* What is expected: Can you transcribe the data exactly? Leave the pictures out.

* Data records:
+ + + + + + +

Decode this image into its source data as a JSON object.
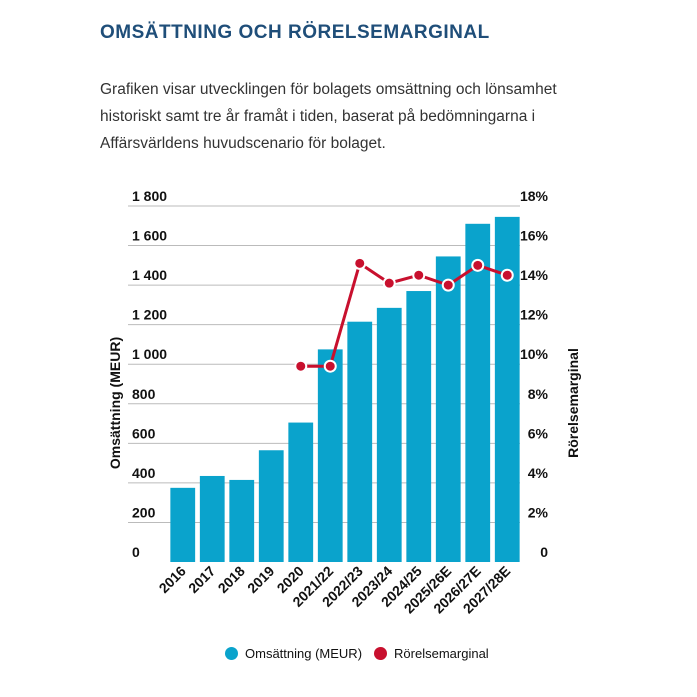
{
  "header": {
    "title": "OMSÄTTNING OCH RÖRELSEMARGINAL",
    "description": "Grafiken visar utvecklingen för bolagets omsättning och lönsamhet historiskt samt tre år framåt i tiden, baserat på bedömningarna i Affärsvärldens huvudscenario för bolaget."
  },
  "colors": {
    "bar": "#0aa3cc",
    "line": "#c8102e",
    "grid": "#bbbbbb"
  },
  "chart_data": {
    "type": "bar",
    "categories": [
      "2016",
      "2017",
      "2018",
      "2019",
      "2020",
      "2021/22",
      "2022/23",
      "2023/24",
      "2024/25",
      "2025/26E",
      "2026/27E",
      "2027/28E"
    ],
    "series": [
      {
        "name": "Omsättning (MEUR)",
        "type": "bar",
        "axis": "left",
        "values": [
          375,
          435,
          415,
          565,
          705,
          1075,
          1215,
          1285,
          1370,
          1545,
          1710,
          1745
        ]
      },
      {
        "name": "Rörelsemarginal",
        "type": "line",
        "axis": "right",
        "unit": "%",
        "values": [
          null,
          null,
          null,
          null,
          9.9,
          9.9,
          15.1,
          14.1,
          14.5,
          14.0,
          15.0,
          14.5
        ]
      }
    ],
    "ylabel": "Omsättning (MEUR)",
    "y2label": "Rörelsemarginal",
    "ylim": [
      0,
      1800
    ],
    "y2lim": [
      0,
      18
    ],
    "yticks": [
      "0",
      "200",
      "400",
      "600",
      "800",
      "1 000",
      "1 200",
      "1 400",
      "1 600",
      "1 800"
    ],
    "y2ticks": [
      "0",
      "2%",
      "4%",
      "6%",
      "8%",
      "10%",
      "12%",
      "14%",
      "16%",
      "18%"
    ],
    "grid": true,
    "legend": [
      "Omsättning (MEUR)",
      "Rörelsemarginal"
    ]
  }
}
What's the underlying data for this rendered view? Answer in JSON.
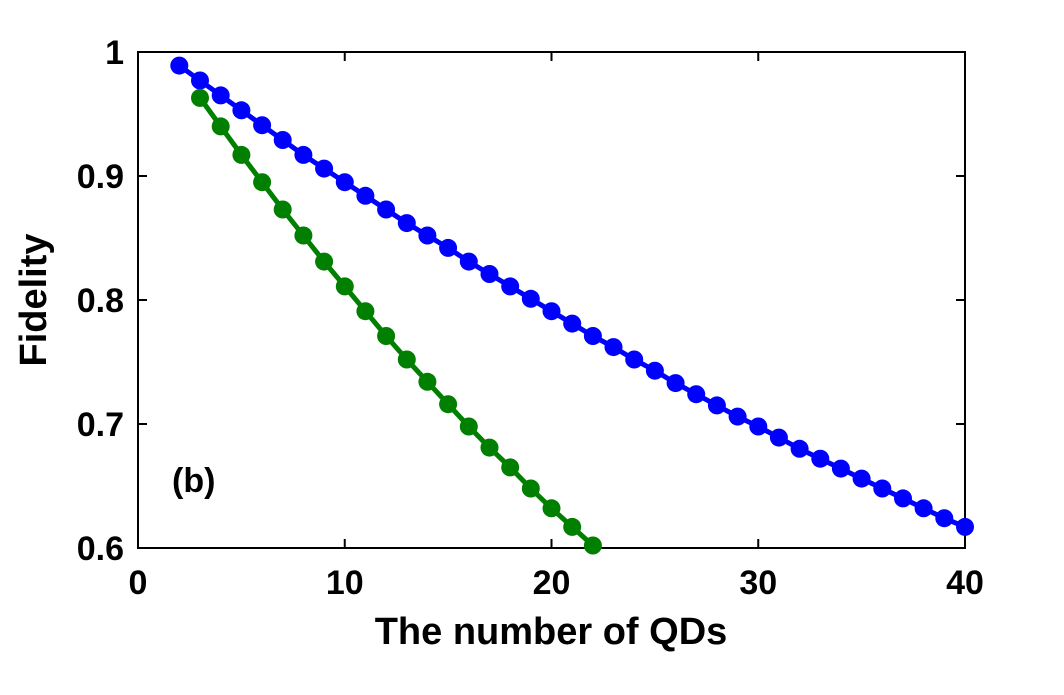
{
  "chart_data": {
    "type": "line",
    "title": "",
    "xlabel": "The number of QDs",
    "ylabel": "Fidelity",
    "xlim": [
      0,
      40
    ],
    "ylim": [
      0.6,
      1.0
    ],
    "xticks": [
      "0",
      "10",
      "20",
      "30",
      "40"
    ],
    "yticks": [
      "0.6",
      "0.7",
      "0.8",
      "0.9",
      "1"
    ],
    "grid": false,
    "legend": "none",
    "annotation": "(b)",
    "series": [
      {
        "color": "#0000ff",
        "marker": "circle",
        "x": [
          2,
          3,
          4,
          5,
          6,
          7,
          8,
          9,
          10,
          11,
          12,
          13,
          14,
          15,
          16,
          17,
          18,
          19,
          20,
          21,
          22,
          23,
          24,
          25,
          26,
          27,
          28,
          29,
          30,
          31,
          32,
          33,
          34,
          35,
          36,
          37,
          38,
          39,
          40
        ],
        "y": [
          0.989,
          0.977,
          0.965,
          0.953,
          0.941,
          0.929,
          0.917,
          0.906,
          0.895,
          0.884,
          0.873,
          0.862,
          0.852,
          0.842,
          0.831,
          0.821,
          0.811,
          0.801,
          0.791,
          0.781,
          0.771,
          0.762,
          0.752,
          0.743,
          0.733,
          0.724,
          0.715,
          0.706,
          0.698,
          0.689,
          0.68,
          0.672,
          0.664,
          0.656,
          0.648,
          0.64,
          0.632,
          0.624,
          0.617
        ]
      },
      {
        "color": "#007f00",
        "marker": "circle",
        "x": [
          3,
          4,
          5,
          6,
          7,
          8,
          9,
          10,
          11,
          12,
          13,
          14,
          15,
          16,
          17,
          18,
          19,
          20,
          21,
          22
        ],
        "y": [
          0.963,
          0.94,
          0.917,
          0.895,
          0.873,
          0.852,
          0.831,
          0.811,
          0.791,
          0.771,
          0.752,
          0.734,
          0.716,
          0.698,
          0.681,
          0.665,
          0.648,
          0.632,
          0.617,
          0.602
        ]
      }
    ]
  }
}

+ + + + + + +

* Final answer:
Decode this image into its source data as a JSON object.
{
  "header": {
    "title": "OMSÄTTNING OCH RÖRELSEMARGINAL",
    "description": "Grafiken visar utvecklingen för bolagets omsättning och lönsamhet historiskt samt tre år framåt i tiden, baserat på bedömningarna i Affärsvärldens huvudscenario för bolaget."
  },
  "colors": {
    "bar": "#0aa3cc",
    "line": "#c8102e",
    "grid": "#bbbbbb"
  },
  "chart_data": {
    "type": "bar",
    "categories": [
      "2016",
      "2017",
      "2018",
      "2019",
      "2020",
      "2021/22",
      "2022/23",
      "2023/24",
      "2024/25",
      "2025/26E",
      "2026/27E",
      "2027/28E"
    ],
    "series": [
      {
        "name": "Omsättning (MEUR)",
        "type": "bar",
        "axis": "left",
        "values": [
          375,
          435,
          415,
          565,
          705,
          1075,
          1215,
          1285,
          1370,
          1545,
          1710,
          1745
        ]
      },
      {
        "name": "Rörelsemarginal",
        "type": "line",
        "axis": "right",
        "unit": "%",
        "values": [
          null,
          null,
          null,
          null,
          9.9,
          9.9,
          15.1,
          14.1,
          14.5,
          14.0,
          15.0,
          14.5
        ]
      }
    ],
    "ylabel": "Omsättning (MEUR)",
    "y2label": "Rörelsemarginal",
    "ylim": [
      0,
      1800
    ],
    "y2lim": [
      0,
      18
    ],
    "yticks": [
      "0",
      "200",
      "400",
      "600",
      "800",
      "1 000",
      "1 200",
      "1 400",
      "1 600",
      "1 800"
    ],
    "y2ticks": [
      "0",
      "2%",
      "4%",
      "6%",
      "8%",
      "10%",
      "12%",
      "14%",
      "16%",
      "18%"
    ],
    "grid": true,
    "legend": [
      "Omsättning (MEUR)",
      "Rörelsemarginal"
    ]
  }
}
What's the underlying data for this rendered view? Answer in JSON.
{
  "chart_data": {
    "type": "line",
    "title": "",
    "xlabel": "The number of QDs",
    "ylabel": "Fidelity",
    "xlim": [
      0,
      40
    ],
    "ylim": [
      0.6,
      1.0
    ],
    "xticks": [
      "0",
      "10",
      "20",
      "30",
      "40"
    ],
    "yticks": [
      "0.6",
      "0.7",
      "0.8",
      "0.9",
      "1"
    ],
    "grid": false,
    "legend": "none",
    "annotation": "(b)",
    "series": [
      {
        "color": "#0000ff",
        "marker": "circle",
        "x": [
          2,
          3,
          4,
          5,
          6,
          7,
          8,
          9,
          10,
          11,
          12,
          13,
          14,
          15,
          16,
          17,
          18,
          19,
          20,
          21,
          22,
          23,
          24,
          25,
          26,
          27,
          28,
          29,
          30,
          31,
          32,
          33,
          34,
          35,
          36,
          37,
          38,
          39,
          40
        ],
        "y": [
          0.989,
          0.977,
          0.965,
          0.953,
          0.941,
          0.929,
          0.917,
          0.906,
          0.895,
          0.884,
          0.873,
          0.862,
          0.852,
          0.842,
          0.831,
          0.821,
          0.811,
          0.801,
          0.791,
          0.781,
          0.771,
          0.762,
          0.752,
          0.743,
          0.733,
          0.724,
          0.715,
          0.706,
          0.698,
          0.689,
          0.68,
          0.672,
          0.664,
          0.656,
          0.648,
          0.64,
          0.632,
          0.624,
          0.617
        ]
      },
      {
        "color": "#007f00",
        "marker": "circle",
        "x": [
          3,
          4,
          5,
          6,
          7,
          8,
          9,
          10,
          11,
          12,
          13,
          14,
          15,
          16,
          17,
          18,
          19,
          20,
          21,
          22
        ],
        "y": [
          0.963,
          0.94,
          0.917,
          0.895,
          0.873,
          0.852,
          0.831,
          0.811,
          0.791,
          0.771,
          0.752,
          0.734,
          0.716,
          0.698,
          0.681,
          0.665,
          0.648,
          0.632,
          0.617,
          0.602
        ]
      }
    ]
  }
}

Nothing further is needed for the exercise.